Your task: Keep the images out and copy every entry below exactly.

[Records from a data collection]

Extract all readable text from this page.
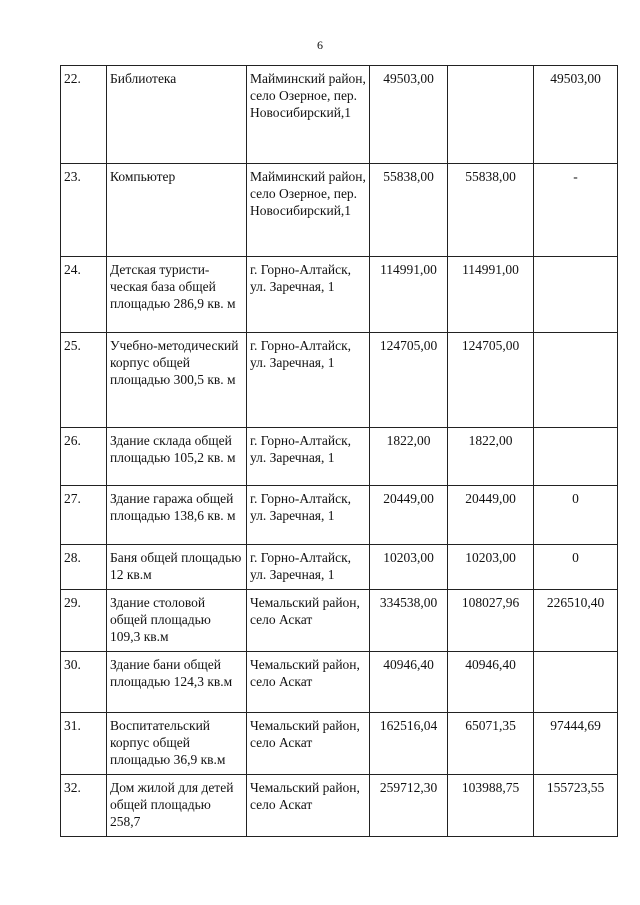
6
22.	Библиотека	Майминский район, село Озерное, пер. Новосибирский,1	49503,00		49503,00
23.	Компьютер	Майминский район, село Озерное, пер. Новосибирский,1	55838,00	55838,00	-
24.	Детская туристи-ческая база общей площадью 286,9 кв. м	г. Горно-Алтайск, ул. Заречная, 1	114991,00	114991,00	
25.	Учебно-методический корпус общей площадью 300,5 кв. м	г. Горно-Алтайск, ул. Заречная, 1	124705,00	124705,00	
26.	Здание склада общей площадью 105,2 кв. м	г. Горно-Алтайск, ул. Заречная, 1	1822,00	1822,00	
27.	Здание гаража общей площадью 138,6 кв. м	г. Горно-Алтайск, ул. Заречная, 1	20449,00	20449,00	0
28.	Баня общей площадью 12 кв.м	г. Горно-Алтайск, ул. Заречная, 1	10203,00	10203,00	0
29.	Здание столовой общей площадью 109,3 кв.м	Чемальский район, село Аскат	334538,00	108027,96	226510,40
30.	Здание бани общей площадью 124,3 кв.м	Чемальский район, село Аскат	40946,40	40946,40	
31.	Воспитательский корпус общей площадью 36,9 кв.м	Чемальский район, село Аскат	162516,04	65071,35	97444,69
32.	Дом жилой для детей общей площадью 258,7	Чемальский район, село Аскат	259712,30	103988,75	155723,55
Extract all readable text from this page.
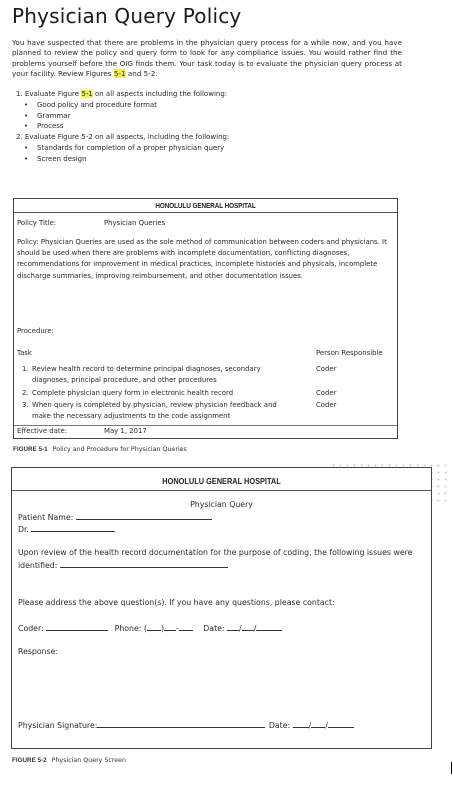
Physician Query Policy

You have suspected that there are problems in the physician query process for a while now, and you have planned to review the policy and query form to look for any compliance issues. You would rather find the problems yourself before the OIG finds them. Your task today is to evaluate the physician query process at your facility. Review Figures 5-1 and 5-2.

1. Evaluate Figure 5-1 on all aspects including the following:
• Good policy and procedure format
• Grammar
• Process
2. Evaluate Figure 5-2 on all aspects, including the following:
• Standards for completion of a proper physician query
• Screen design
HONOLULU GENERAL HOSPITAL
Policy Title:	Physician Queries

Policy: Physician Queries are used as the sole method of communication between coders and physicians. It should be used when there are problems with incomplete documentation, conflicting diagnoses, recommendations for improvement in medical practices, incomplete histories and physicals, incomplete discharge summaries, improving reimbursement, and other documentation issues.

Procedure:
Task	Person Responsible
1. Review health record to determine principal diagnoses, secondary
diagnoses, principal procedure, and other procedures
Coder
2. Complete physician query form in electronic health record	Coder
3. When query is completed by physician, review physician feedback and
make the necessary adjustments to the code assignment
Coder
Effective date:	May 1, 2017
FIGURE 5-1 Policy and Procedure for Physician Queries
HONOLULU GENERAL HOSPITAL
Physician Query
Patient Name:
Dr.
Upon review of the health record documentation for the purpose of coding, the following issues were
identified:
Please address the above question(s). If you have any questions, please contact:
Coder:	Phone: ( ) -	Date: / /
Response:
Physician Signature:	Date: / /
FIGURE 5-2 Physician Query Screen
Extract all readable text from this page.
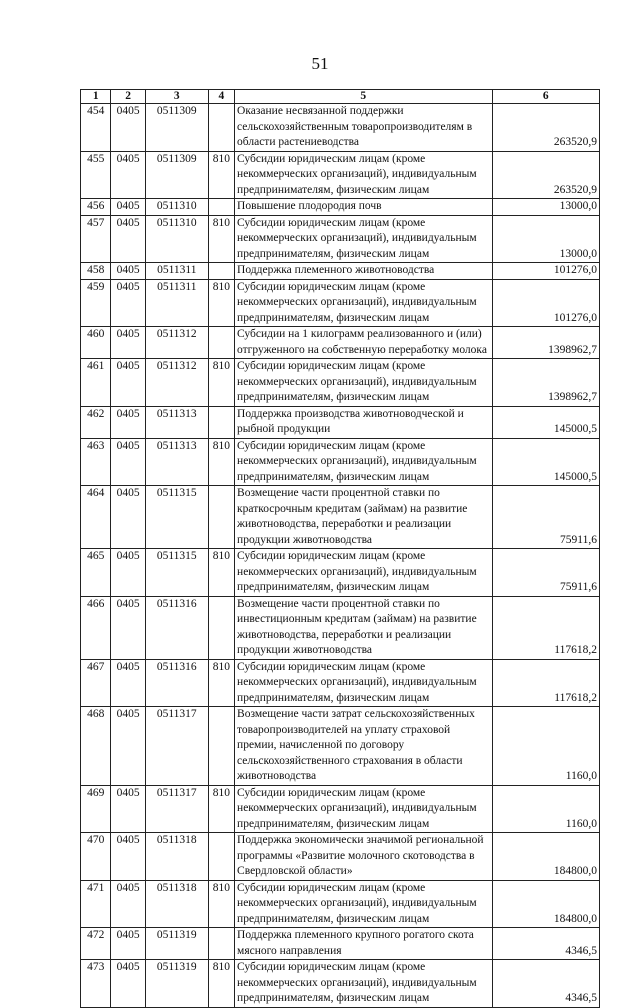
51
1	2	3	4	5	6
454	0405	0511309		Оказание несвязанной поддержки сельскохозяйственным товаропроизводителям в области растениеводства	263520,9
455	0405	0511309	810	Субсидии юридическим лицам (кроме некоммерческих организаций), индивидуальным предпринимателям, физическим лицам	263520,9
456	0405	0511310		Повышение плодородия почв	13000,0
457	0405	0511310	810	Субсидии юридическим лицам (кроме некоммерческих организаций), индивидуальным предпринимателям, физическим лицам	13000,0
458	0405	0511311		Поддержка племенного животноводства	101276,0
459	0405	0511311	810	Субсидии юридическим лицам (кроме некоммерческих организаций), индивидуальным предпринимателям, физическим лицам	101276,0
460	0405	0511312		Субсидии на 1 килограмм реализованного и (или) отгруженного на собственную переработку молока	1398962,7
461	0405	0511312	810	Субсидии юридическим лицам (кроме некоммерческих организаций), индивидуальным предпринимателям, физическим лицам	1398962,7
462	0405	0511313		Поддержка производства животноводческой и рыбной продукции	145000,5
463	0405	0511313	810	Субсидии юридическим лицам (кроме некоммерческих организаций), индивидуальным предпринимателям, физическим лицам	145000,5
464	0405	0511315		Возмещение части процентной ставки по краткосрочным кредитам (займам) на развитие животноводства, переработки и реализации продукции животноводства	75911,6
465	0405	0511315	810	Субсидии юридическим лицам (кроме некоммерческих организаций), индивидуальным предпринимателям, физическим лицам	75911,6
466	0405	0511316		Возмещение части процентной ставки по инвестиционным кредитам (займам) на развитие животноводства, переработки и реализации продукции животноводства	117618,2
467	0405	0511316	810	Субсидии юридическим лицам (кроме некоммерческих организаций), индивидуальным предпринимателям, физическим лицам	117618,2
468	0405	0511317		Возмещение части затрат сельскохозяйственных товаропроизводителей на уплату страховой премии, начисленной по договору сельскохозяйственного страхования в области животноводства	1160,0
469	0405	0511317	810	Субсидии юридическим лицам (кроме некоммерческих организаций), индивидуальным предпринимателям, физическим лицам	1160,0
470	0405	0511318		Поддержка экономически значимой региональной программы «Развитие молочного скотоводства в Свердловской области»	184800,0
471	0405	0511318	810	Субсидии юридическим лицам (кроме некоммерческих организаций), индивидуальным предпринимателям, физическим лицам	184800,0
472	0405	0511319		Поддержка племенного крупного рогатого скота мясного направления	4346,5
473	0405	0511319	810	Субсидии юридическим лицам (кроме некоммерческих организаций), индивидуальным предпринимателям, физическим лицам	4346,5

Response to the task:
Extract all readable text from this page.
6
22.	Библиотека	Майминский район, село Озерное, пер. Новосибирский,1	49503,00		49503,00
23.	Компьютер	Майминский район, село Озерное, пер. Новосибирский,1	55838,00	55838,00	-
24.	Детская туристи-ческая база общей площадью 286,9 кв. м	г. Горно-Алтайск, ул. Заречная, 1	114991,00	114991,00	
25.	Учебно-методический корпус общей площадью 300,5 кв. м	г. Горно-Алтайск, ул. Заречная, 1	124705,00	124705,00	
26.	Здание склада общей площадью 105,2 кв. м	г. Горно-Алтайск, ул. Заречная, 1	1822,00	1822,00	
27.	Здание гаража общей площадью 138,6 кв. м	г. Горно-Алтайск, ул. Заречная, 1	20449,00	20449,00	0
28.	Баня общей площадью 12 кв.м	г. Горно-Алтайск, ул. Заречная, 1	10203,00	10203,00	0
29.	Здание столовой общей площадью 109,3 кв.м	Чемальский район, село Аскат	334538,00	108027,96	226510,40
30.	Здание бани общей площадью 124,3 кв.м	Чемальский район, село Аскат	40946,40	40946,40	
31.	Воспитательский корпус общей площадью 36,9 кв.м	Чемальский район, село Аскат	162516,04	65071,35	97444,69
32.	Дом жилой для детей общей площадью 258,7	Чемальский район, село Аскат	259712,30	103988,75	155723,55
Extract all readable text from this page.
Physician Query Policy

You have suspected that there are problems in the physician query process for a while now, and you have planned to review the policy and query form to look for any compliance issues. You would rather find the problems yourself before the OIG finds them. Your task today is to evaluate the physician query process at your facility. Review Figures 5-1 and 5-2.

1. Evaluate Figure 5-1 on all aspects including the following:
• Good policy and procedure format
• Grammar
• Process
2. Evaluate Figure 5-2 on all aspects, including the following:
• Standards for completion of a proper physician query
• Screen design
HONOLULU GENERAL HOSPITAL
Policy Title:	Physician Queries

Policy: Physician Queries are used as the sole method of communication between coders and physicians. It should be used when there are problems with incomplete documentation, conflicting diagnoses, recommendations for improvement in medical practices, incomplete histories and physicals, incomplete discharge summaries, improving reimbursement, and other documentation issues.

Procedure:
Task	Person Responsible
1. Review health record to determine principal diagnoses, secondary
diagnoses, principal procedure, and other procedures
Coder
2. Complete physician query form in electronic health record	Coder
3. When query is completed by physician, review physician feedback and
make the necessary adjustments to the code assignment
Coder
Effective date:	May 1, 2017
FIGURE 5-1 Policy and Procedure for Physician Queries
HONOLULU GENERAL HOSPITAL
Physician Query
Patient Name:
Dr.
Upon review of the health record documentation for the purpose of coding, the following issues were
identified:
Please address the above question(s). If you have any questions, please contact:
Coder:	Phone: ( ) -	Date: / /
Response:
Physician Signature:	Date: / /
FIGURE 5-2 Physician Query Screen
Extract all readable text from this page.
51
1	2	3	4	5	6
454	0405	0511309		Оказание несвязанной поддержки сельскохозяйственным товаропроизводителям в области растениеводства	263520,9
455	0405	0511309	810	Субсидии юридическим лицам (кроме некоммерческих организаций), индивидуальным предпринимателям, физическим лицам	263520,9
456	0405	0511310		Повышение плодородия почв	13000,0
457	0405	0511310	810	Субсидии юридическим лицам (кроме некоммерческих организаций), индивидуальным предпринимателям, физическим лицам	13000,0
458	0405	0511311		Поддержка племенного животноводства	101276,0
459	0405	0511311	810	Субсидии юридическим лицам (кроме некоммерческих организаций), индивидуальным предпринимателям, физическим лицам	101276,0
460	0405	0511312		Субсидии на 1 килограмм реализованного и (или) отгруженного на собственную переработку молока	1398962,7
461	0405	0511312	810	Субсидии юридическим лицам (кроме некоммерческих организаций), индивидуальным предпринимателям, физическим лицам	1398962,7
462	0405	0511313		Поддержка производства животноводческой и рыбной продукции	145000,5
463	0405	0511313	810	Субсидии юридическим лицам (кроме некоммерческих организаций), индивидуальным предпринимателям, физическим лицам	145000,5
464	0405	0511315		Возмещение части процентной ставки по краткосрочным кредитам (займам) на развитие животноводства, переработки и реализации продукции животноводства	75911,6
465	0405	0511315	810	Субсидии юридическим лицам (кроме некоммерческих организаций), индивидуальным предпринимателям, физическим лицам	75911,6
466	0405	0511316		Возмещение части процентной ставки по инвестиционным кредитам (займам) на развитие животноводства, переработки и реализации продукции животноводства	117618,2
467	0405	0511316	810	Субсидии юридическим лицам (кроме некоммерческих организаций), индивидуальным предпринимателям, физическим лицам	117618,2
468	0405	0511317		Возмещение части затрат сельскохозяйственных товаропроизводителей на уплату страховой премии, начисленной по договору сельскохозяйственного страхования в области животноводства	1160,0
469	0405	0511317	810	Субсидии юридическим лицам (кроме некоммерческих организаций), индивидуальным предпринимателям, физическим лицам	1160,0
470	0405	0511318		Поддержка экономически значимой региональной программы «Развитие молочного скотоводства в Свердловской области»	184800,0
471	0405	0511318	810	Субсидии юридическим лицам (кроме некоммерческих организаций), индивидуальным предпринимателям, физическим лицам	184800,0
472	0405	0511319		Поддержка племенного крупного рогатого скота мясного направления	4346,5
473	0405	0511319	810	Субсидии юридическим лицам (кроме некоммерческих организаций), индивидуальным предпринимателям, физическим лицам	4346,5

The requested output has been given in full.